┏━━

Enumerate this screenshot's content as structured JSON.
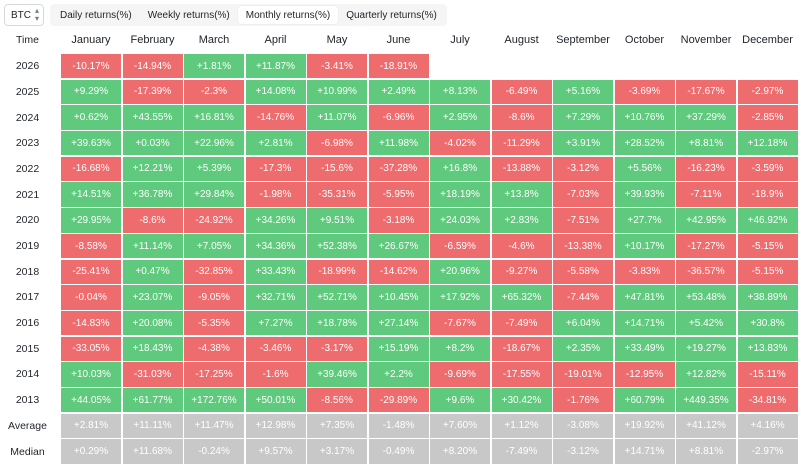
{
  "toolbar": {
    "asset": "BTC",
    "tabs": [
      "Daily returns(%)",
      "Weekly returns(%)",
      "Monthly returns(%)",
      "Quarterly returns(%)"
    ],
    "active_tab": 2
  },
  "colors": {
    "positive": "#5fc97d",
    "negative": "#ee6b6e",
    "summary": "#c8c8c8"
  },
  "table": {
    "header_label": "Time",
    "months": [
      "January",
      "February",
      "March",
      "April",
      "May",
      "June",
      "July",
      "August",
      "September",
      "October",
      "November",
      "December"
    ],
    "rows": [
      {
        "label": "2026",
        "values": [
          "-10.17%",
          "-14.94%",
          "+1.81%",
          "+11.87%",
          "-3.41%",
          "-18.91%",
          "",
          "",
          "",
          "",
          "",
          ""
        ]
      },
      {
        "label": "2025",
        "values": [
          "+9.29%",
          "-17.39%",
          "-2.3%",
          "+14.08%",
          "+10.99%",
          "+2.49%",
          "+8.13%",
          "-6.49%",
          "+5.16%",
          "-3.69%",
          "-17.67%",
          "-2.97%"
        ]
      },
      {
        "label": "2024",
        "values": [
          "+0.62%",
          "+43.55%",
          "+16.81%",
          "-14.76%",
          "+11.07%",
          "-6.96%",
          "+2.95%",
          "-8.6%",
          "+7.29%",
          "+10.76%",
          "+37.29%",
          "-2.85%"
        ]
      },
      {
        "label": "2023",
        "values": [
          "+39.63%",
          "+0.03%",
          "+22.96%",
          "+2.81%",
          "-6.98%",
          "+11.98%",
          "-4.02%",
          "-11.29%",
          "+3.91%",
          "+28.52%",
          "+8.81%",
          "+12.18%"
        ]
      },
      {
        "label": "2022",
        "values": [
          "-16.68%",
          "+12.21%",
          "+5.39%",
          "-17.3%",
          "-15.6%",
          "-37.28%",
          "+16.8%",
          "-13.88%",
          "-3.12%",
          "+5.56%",
          "-16.23%",
          "-3.59%"
        ]
      },
      {
        "label": "2021",
        "values": [
          "+14.51%",
          "+36.78%",
          "+29.84%",
          "-1.98%",
          "-35.31%",
          "-5.95%",
          "+18.19%",
          "+13.8%",
          "-7.03%",
          "+39.93%",
          "-7.11%",
          "-18.9%"
        ]
      },
      {
        "label": "2020",
        "values": [
          "+29.95%",
          "-8.6%",
          "-24.92%",
          "+34.26%",
          "+9.51%",
          "-3.18%",
          "+24.03%",
          "+2.83%",
          "-7.51%",
          "+27.7%",
          "+42.95%",
          "+46.92%"
        ]
      },
      {
        "label": "2019",
        "values": [
          "-8.58%",
          "+11.14%",
          "+7.05%",
          "+34.36%",
          "+52.38%",
          "+26.67%",
          "-6.59%",
          "-4.6%",
          "-13.38%",
          "+10.17%",
          "-17.27%",
          "-5.15%"
        ]
      },
      {
        "label": "2018",
        "values": [
          "-25.41%",
          "+0.47%",
          "-32.85%",
          "+33.43%",
          "-18.99%",
          "-14.62%",
          "+20.96%",
          "-9.27%",
          "-5.58%",
          "-3.83%",
          "-36.57%",
          "-5.15%"
        ]
      },
      {
        "label": "2017",
        "values": [
          "-0.04%",
          "+23.07%",
          "-9.05%",
          "+32.71%",
          "+52.71%",
          "+10.45%",
          "+17.92%",
          "+65.32%",
          "-7.44%",
          "+47.81%",
          "+53.48%",
          "+38.89%"
        ]
      },
      {
        "label": "2016",
        "values": [
          "-14.83%",
          "+20.08%",
          "-5.35%",
          "+7.27%",
          "+18.78%",
          "+27.14%",
          "-7.67%",
          "-7.49%",
          "+6.04%",
          "+14.71%",
          "+5.42%",
          "+30.8%"
        ]
      },
      {
        "label": "2015",
        "values": [
          "-33.05%",
          "+18.43%",
          "-4.38%",
          "-3.46%",
          "-3.17%",
          "+15.19%",
          "+8.2%",
          "-18.67%",
          "+2.35%",
          "+33.49%",
          "+19.27%",
          "+13.83%"
        ]
      },
      {
        "label": "2014",
        "values": [
          "+10.03%",
          "-31.03%",
          "-17.25%",
          "-1.6%",
          "+39.46%",
          "+2.2%",
          "-9.69%",
          "-17.55%",
          "-19.01%",
          "-12.95%",
          "+12.82%",
          "-15.11%"
        ]
      },
      {
        "label": "2013",
        "values": [
          "+44.05%",
          "+61.77%",
          "+172.76%",
          "+50.01%",
          "-8.56%",
          "-29.89%",
          "+9.6%",
          "+30.42%",
          "-1.76%",
          "+60.79%",
          "+449.35%",
          "-34.81%"
        ]
      }
    ],
    "summary_rows": [
      {
        "label": "Average",
        "values": [
          "+2.81%",
          "+11.11%",
          "+11.47%",
          "+12.98%",
          "+7.35%",
          "-1.48%",
          "+7.60%",
          "+1.12%",
          "-3.08%",
          "+19.92%",
          "+41.12%",
          "+4.16%"
        ]
      },
      {
        "label": "Median",
        "values": [
          "+0.29%",
          "+11.68%",
          "-0.24%",
          "+9.57%",
          "+3.17%",
          "-0.49%",
          "+8.20%",
          "-7.49%",
          "-3.12%",
          "+14.71%",
          "+8.81%",
          "-2.97%"
        ]
      }
    ]
  }
}
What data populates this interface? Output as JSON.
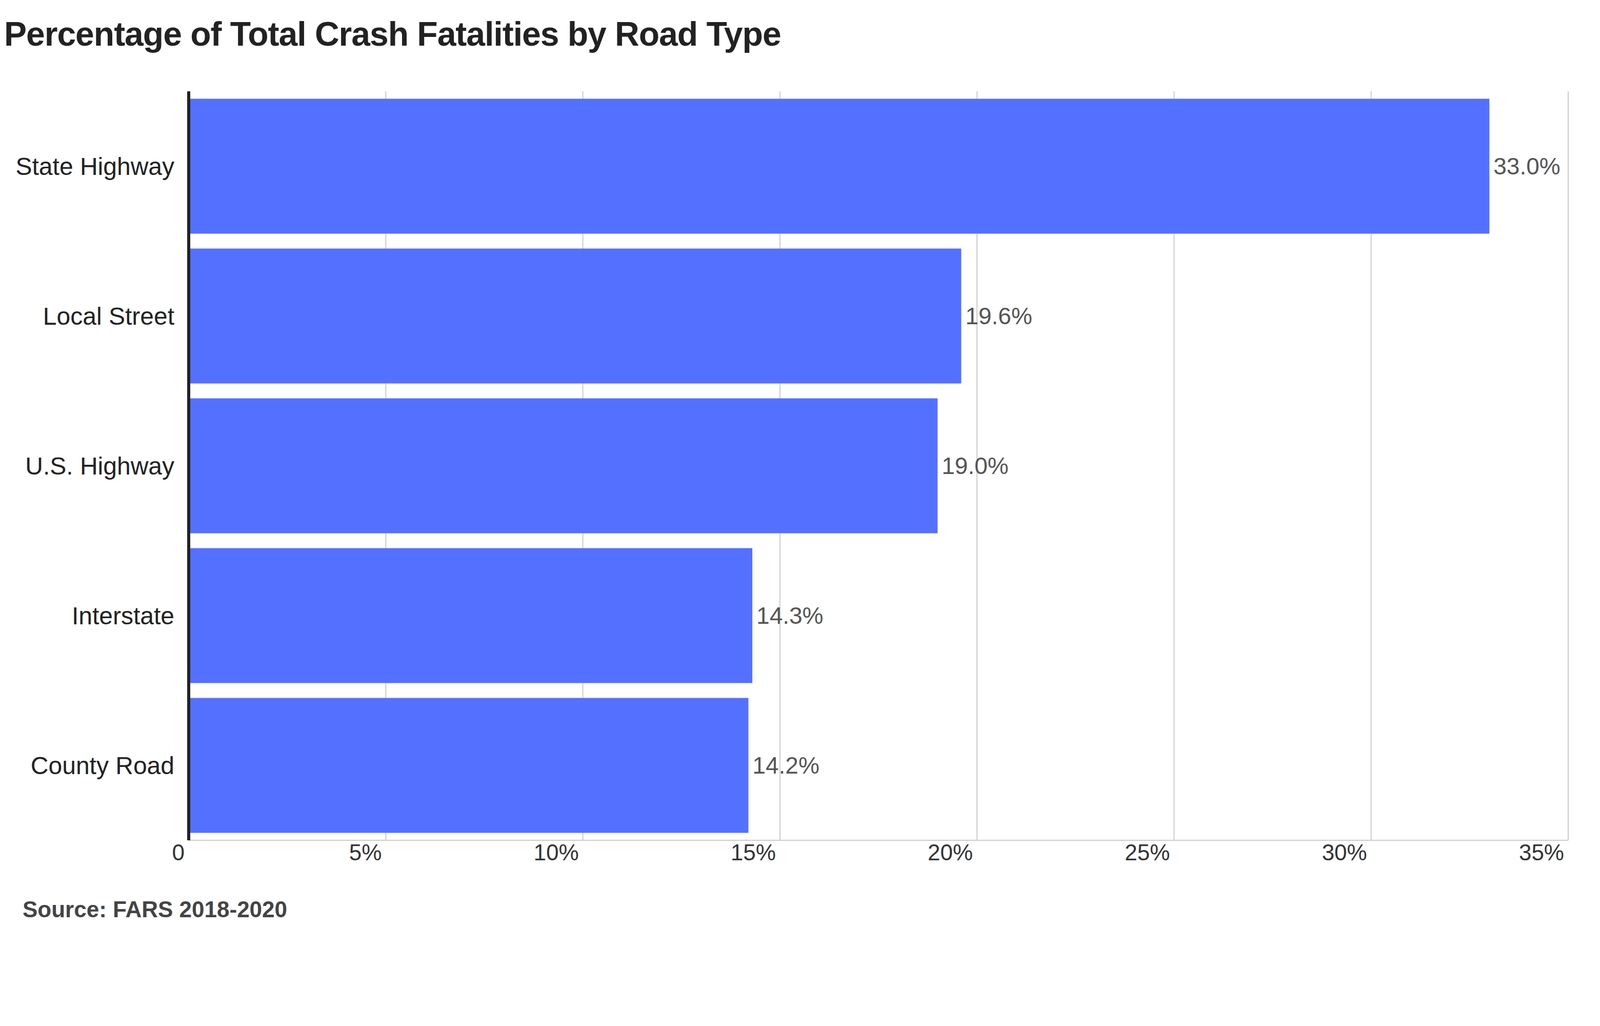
{
  "chart_data": {
    "type": "bar",
    "title": "Percentage of Total Crash Fatalities by Road Type",
    "categories": [
      "State Highway",
      "Local Street",
      "U.S. Highway",
      "Interstate",
      "County Road"
    ],
    "values": [
      33.0,
      19.6,
      19.0,
      14.3,
      14.2
    ],
    "value_labels": [
      "33.0%",
      "19.6%",
      "19.0%",
      "14.3%",
      "14.2%"
    ],
    "color": "#5470ff",
    "orientation": "horizontal",
    "data_labels": true,
    "grid": true,
    "xlim": [
      0,
      35
    ],
    "xticks": [
      0,
      {
        "value": 5,
        "label": "5%"
      },
      {
        "value": 10,
        "label": "10%"
      },
      {
        "value": 15,
        "label": "15%"
      },
      {
        "value": 20,
        "label": "20%"
      },
      {
        "value": 25,
        "label": "25%"
      },
      {
        "value": 30,
        "label": "30%"
      },
      {
        "value": 35,
        "label": "35%"
      }
    ],
    "annotations": [
      "Source: FARS 2018-2020"
    ]
  }
}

┗━━

> _Stated problem_
From the listing above, copy out each line where the word "this" appears.

> _The output_
Enumerate this screenshot's content as structured JSON.
What data populates this interface? Output as JSON.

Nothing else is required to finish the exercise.